Dataset

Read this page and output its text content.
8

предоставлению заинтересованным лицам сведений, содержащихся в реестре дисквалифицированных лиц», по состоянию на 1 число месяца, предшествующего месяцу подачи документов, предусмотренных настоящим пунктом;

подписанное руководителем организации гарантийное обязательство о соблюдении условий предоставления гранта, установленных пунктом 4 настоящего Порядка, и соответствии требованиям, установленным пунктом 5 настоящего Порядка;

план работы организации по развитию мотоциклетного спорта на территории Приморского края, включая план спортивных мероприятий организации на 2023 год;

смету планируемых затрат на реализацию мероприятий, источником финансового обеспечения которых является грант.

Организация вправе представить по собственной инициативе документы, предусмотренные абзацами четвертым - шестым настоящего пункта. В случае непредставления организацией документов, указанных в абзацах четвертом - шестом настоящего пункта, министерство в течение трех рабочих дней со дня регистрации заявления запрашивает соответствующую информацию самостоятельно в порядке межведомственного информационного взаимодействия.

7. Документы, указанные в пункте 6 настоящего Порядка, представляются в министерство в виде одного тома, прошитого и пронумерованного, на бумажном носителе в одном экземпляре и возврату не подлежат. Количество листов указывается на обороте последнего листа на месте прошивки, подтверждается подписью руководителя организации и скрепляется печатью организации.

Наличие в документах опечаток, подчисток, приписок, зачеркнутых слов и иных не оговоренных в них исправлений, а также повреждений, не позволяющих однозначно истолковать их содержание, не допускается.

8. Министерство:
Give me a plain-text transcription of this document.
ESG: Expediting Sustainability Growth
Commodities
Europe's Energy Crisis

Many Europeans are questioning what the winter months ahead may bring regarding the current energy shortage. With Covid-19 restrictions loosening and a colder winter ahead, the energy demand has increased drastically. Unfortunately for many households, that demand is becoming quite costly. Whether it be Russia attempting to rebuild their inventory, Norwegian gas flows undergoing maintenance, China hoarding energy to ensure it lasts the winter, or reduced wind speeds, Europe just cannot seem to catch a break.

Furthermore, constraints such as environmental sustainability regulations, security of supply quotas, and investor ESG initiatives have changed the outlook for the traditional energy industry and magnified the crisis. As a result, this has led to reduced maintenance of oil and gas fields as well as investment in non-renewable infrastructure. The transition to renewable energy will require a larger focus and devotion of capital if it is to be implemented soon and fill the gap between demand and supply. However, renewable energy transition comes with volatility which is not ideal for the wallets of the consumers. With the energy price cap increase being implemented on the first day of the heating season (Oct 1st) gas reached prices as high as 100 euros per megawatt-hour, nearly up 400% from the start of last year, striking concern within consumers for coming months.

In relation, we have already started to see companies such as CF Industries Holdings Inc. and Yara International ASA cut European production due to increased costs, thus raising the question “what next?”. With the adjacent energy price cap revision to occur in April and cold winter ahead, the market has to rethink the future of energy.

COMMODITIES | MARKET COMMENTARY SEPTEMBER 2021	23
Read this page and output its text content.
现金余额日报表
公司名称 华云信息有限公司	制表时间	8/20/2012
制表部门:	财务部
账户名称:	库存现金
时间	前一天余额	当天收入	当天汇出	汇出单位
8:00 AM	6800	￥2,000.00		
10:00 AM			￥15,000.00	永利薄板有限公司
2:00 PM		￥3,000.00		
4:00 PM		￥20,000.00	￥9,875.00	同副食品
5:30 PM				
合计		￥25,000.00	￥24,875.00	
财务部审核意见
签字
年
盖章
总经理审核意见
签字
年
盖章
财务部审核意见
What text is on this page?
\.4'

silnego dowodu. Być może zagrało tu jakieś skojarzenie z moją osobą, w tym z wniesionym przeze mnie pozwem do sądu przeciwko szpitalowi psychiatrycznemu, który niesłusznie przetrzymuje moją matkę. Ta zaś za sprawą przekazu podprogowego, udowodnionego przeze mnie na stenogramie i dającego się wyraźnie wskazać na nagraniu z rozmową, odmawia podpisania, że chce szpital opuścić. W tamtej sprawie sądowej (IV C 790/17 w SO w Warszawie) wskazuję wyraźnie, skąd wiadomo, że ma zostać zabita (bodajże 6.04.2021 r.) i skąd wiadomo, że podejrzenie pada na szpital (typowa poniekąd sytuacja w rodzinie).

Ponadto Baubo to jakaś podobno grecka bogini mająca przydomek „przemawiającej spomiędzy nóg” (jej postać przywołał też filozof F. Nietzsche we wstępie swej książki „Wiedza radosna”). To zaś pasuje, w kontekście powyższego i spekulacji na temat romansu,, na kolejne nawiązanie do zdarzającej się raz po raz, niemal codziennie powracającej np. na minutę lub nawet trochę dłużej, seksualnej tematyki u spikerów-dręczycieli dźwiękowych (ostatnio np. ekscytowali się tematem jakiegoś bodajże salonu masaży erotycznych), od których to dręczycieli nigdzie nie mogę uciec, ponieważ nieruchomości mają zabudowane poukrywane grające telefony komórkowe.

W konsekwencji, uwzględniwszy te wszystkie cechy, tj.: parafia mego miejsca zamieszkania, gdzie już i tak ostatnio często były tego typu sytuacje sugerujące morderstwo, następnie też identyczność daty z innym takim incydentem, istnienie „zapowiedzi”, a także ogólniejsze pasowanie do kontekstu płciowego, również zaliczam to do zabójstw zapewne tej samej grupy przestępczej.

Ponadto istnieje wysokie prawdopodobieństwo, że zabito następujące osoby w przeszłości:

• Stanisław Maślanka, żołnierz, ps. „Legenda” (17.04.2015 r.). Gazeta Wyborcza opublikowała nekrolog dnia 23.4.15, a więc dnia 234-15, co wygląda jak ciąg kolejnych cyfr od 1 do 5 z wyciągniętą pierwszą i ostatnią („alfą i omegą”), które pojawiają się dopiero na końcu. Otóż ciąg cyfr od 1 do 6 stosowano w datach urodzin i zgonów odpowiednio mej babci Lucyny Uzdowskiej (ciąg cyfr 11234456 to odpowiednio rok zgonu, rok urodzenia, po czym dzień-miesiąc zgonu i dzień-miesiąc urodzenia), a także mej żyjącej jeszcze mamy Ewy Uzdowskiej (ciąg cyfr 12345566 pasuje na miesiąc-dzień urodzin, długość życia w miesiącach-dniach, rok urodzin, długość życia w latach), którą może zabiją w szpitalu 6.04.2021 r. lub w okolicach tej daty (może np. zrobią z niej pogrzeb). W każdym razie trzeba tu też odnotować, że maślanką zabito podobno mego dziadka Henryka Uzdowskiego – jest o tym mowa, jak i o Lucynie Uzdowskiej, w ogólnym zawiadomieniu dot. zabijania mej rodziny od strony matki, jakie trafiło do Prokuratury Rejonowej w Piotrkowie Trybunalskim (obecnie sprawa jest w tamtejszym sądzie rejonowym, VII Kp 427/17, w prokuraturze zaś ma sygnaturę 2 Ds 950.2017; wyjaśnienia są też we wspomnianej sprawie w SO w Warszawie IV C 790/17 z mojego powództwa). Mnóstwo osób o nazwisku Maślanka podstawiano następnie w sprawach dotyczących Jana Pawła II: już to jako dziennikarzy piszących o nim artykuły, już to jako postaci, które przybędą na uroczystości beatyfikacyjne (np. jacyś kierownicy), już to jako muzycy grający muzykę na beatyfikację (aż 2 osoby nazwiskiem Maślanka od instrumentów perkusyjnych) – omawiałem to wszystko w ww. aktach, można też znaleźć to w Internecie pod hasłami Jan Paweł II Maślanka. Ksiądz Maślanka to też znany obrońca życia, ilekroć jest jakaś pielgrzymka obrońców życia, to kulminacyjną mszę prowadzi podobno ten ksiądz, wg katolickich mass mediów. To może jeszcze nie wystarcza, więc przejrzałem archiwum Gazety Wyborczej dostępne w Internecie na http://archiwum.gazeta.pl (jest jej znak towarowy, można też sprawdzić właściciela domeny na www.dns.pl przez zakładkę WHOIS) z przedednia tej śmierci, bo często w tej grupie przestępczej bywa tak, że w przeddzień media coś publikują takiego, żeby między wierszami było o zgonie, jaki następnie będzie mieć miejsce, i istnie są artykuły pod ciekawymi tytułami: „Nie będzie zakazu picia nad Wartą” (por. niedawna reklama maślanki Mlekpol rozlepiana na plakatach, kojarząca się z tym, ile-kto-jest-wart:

Your task
Go through the records and pull out each line that includes the word "пунктом".

Task answer
предоставлению заинтересованным лицам сведений, содержащихся в реестре дисквалифицированных лиц», по состоянию на 1 число месяца, предшествующего месяцу подачи документов, предусмотренных настоящим пунктом;
подписанное руководителем организации гарантийное обязательство о соблюдении условий предоставления гранта, установленных пунктом 4 настоящего Порядка, и соответствии требованиям, установленным пунктом 5 настоящего Порядка;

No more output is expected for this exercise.